Pictures do not belong in your copy. Repeat all the other data exactly.

── RECORDS FOR THIS EXERCISE

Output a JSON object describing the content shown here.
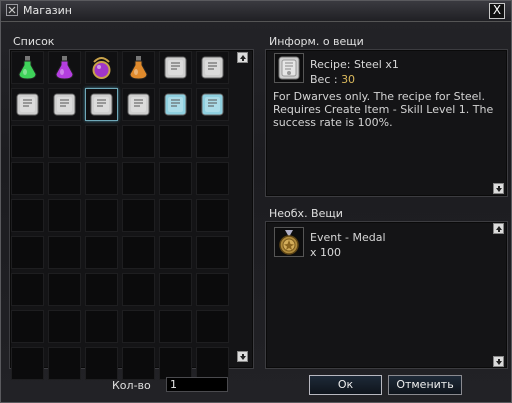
{
  "window": {
    "title": "Магазин",
    "close_glyph": "X"
  },
  "list": {
    "label": "Список",
    "items": [
      {
        "name": "green-potion-icon",
        "kind": "potion",
        "color": "#3fd35a"
      },
      {
        "name": "purple-potion-icon",
        "kind": "potion",
        "color": "#b43ee0"
      },
      {
        "name": "purple-jewel-icon",
        "kind": "jewel",
        "color": "#a035c8"
      },
      {
        "name": "orange-potion-icon",
        "kind": "potion",
        "color": "#e08a2c"
      },
      {
        "name": "recipe-scroll-icon",
        "kind": "scroll",
        "color": "#cfcfcf"
      },
      {
        "name": "recipe-scroll-icon",
        "kind": "scroll",
        "color": "#cfcfcf"
      },
      {
        "name": "recipe-scroll-icon",
        "kind": "scroll",
        "color": "#cfcfcf"
      },
      {
        "name": "recipe-scroll-icon",
        "kind": "scroll",
        "color": "#cfcfcf"
      },
      {
        "name": "recipe-scroll-icon",
        "kind": "scroll",
        "color": "#cfcfcf"
      },
      {
        "name": "recipe-scroll-icon",
        "kind": "scroll",
        "color": "#cfcfcf"
      },
      {
        "name": "blue-recipe-scroll-icon",
        "kind": "scroll",
        "color": "#8fd0e0"
      },
      {
        "name": "blue-recipe-scroll-icon",
        "kind": "scroll",
        "color": "#8fd0e0"
      }
    ],
    "selected_index": 8
  },
  "item_info": {
    "label": "Информ. о вещи",
    "item_name": "Recipe: Steel x1",
    "weight_label": "Вес : ",
    "weight_value": "30",
    "description": "For Dwarves only. The recipe for Steel. Requires Create Item - Skill Level 1. The success rate is 100%."
  },
  "required_items": {
    "label": "Необх. Вещи",
    "item_name": "Event - Medal",
    "item_count": "x 100"
  },
  "quantity": {
    "label": "Кол-во",
    "value": "1"
  },
  "buttons": {
    "ok": "Ок",
    "cancel": "Отменить"
  },
  "colors": {
    "accent_weight": "#d9b85c",
    "selection": "#6fa8b8"
  }
}
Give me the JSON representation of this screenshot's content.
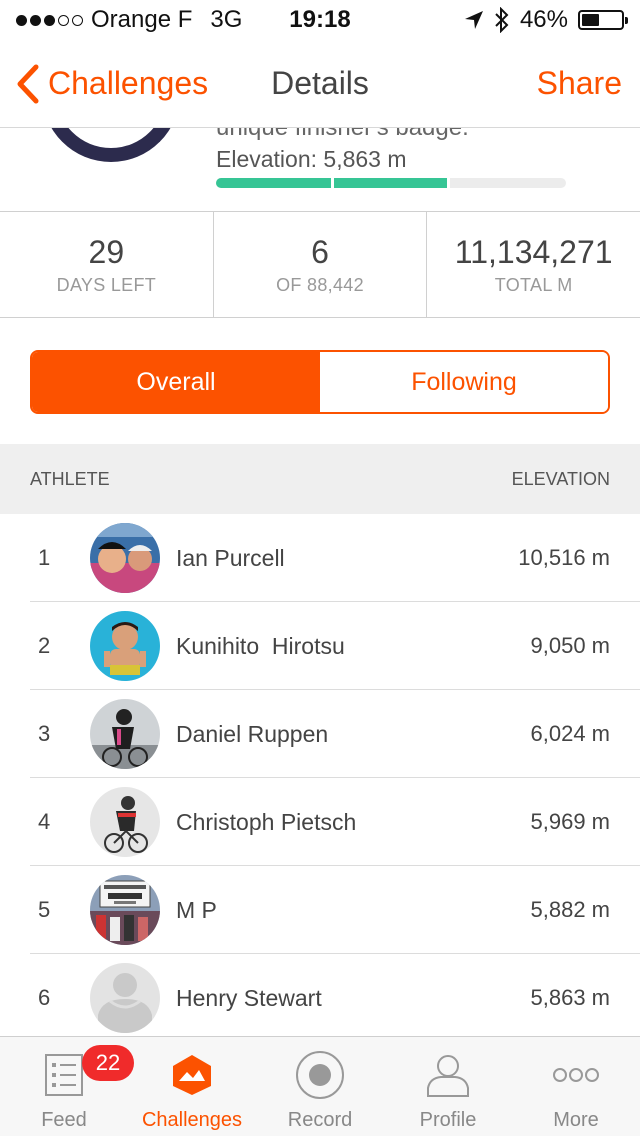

────

▸ COMPLETE ANSWER:
Output a JSON object describing the content shown here.
{
  "window": {
    "title": "Магазин",
    "close_glyph": "X"
  },
  "list": {
    "label": "Список",
    "items": [
      {
        "name": "green-potion-icon",
        "kind": "potion",
        "color": "#3fd35a"
      },
      {
        "name": "purple-potion-icon",
        "kind": "potion",
        "color": "#b43ee0"
      },
      {
        "name": "purple-jewel-icon",
        "kind": "jewel",
        "color": "#a035c8"
      },
      {
        "name": "orange-potion-icon",
        "kind": "potion",
        "color": "#e08a2c"
      },
      {
        "name": "recipe-scroll-icon",
        "kind": "scroll",
        "color": "#cfcfcf"
      },
      {
        "name": "recipe-scroll-icon",
        "kind": "scroll",
        "color": "#cfcfcf"
      },
      {
        "name": "recipe-scroll-icon",
        "kind": "scroll",
        "color": "#cfcfcf"
      },
      {
        "name": "recipe-scroll-icon",
        "kind": "scroll",
        "color": "#cfcfcf"
      },
      {
        "name": "recipe-scroll-icon",
        "kind": "scroll",
        "color": "#cfcfcf"
      },
      {
        "name": "recipe-scroll-icon",
        "kind": "scroll",
        "color": "#cfcfcf"
      },
      {
        "name": "blue-recipe-scroll-icon",
        "kind": "scroll",
        "color": "#8fd0e0"
      },
      {
        "name": "blue-recipe-scroll-icon",
        "kind": "scroll",
        "color": "#8fd0e0"
      }
    ],
    "selected_index": 8
  },
  "item_info": {
    "label": "Информ. о вещи",
    "item_name": "Recipe: Steel x1",
    "weight_label": "Вес : ",
    "weight_value": "30",
    "description": "For Dwarves only. The recipe for Steel. Requires Create Item - Skill Level 1. The success rate is 100%."
  },
  "required_items": {
    "label": "Необх. Вещи",
    "item_name": "Event - Medal",
    "item_count": "x 100"
  },
  "quantity": {
    "label": "Кол-во",
    "value": "1"
  },
  "buttons": {
    "ok": "Ок",
    "cancel": "Отменить"
  },
  "colors": {
    "accent_weight": "#d9b85c",
    "selection": "#6fa8b8"
  }
}
Give me the JSON representation of this screenshot's content.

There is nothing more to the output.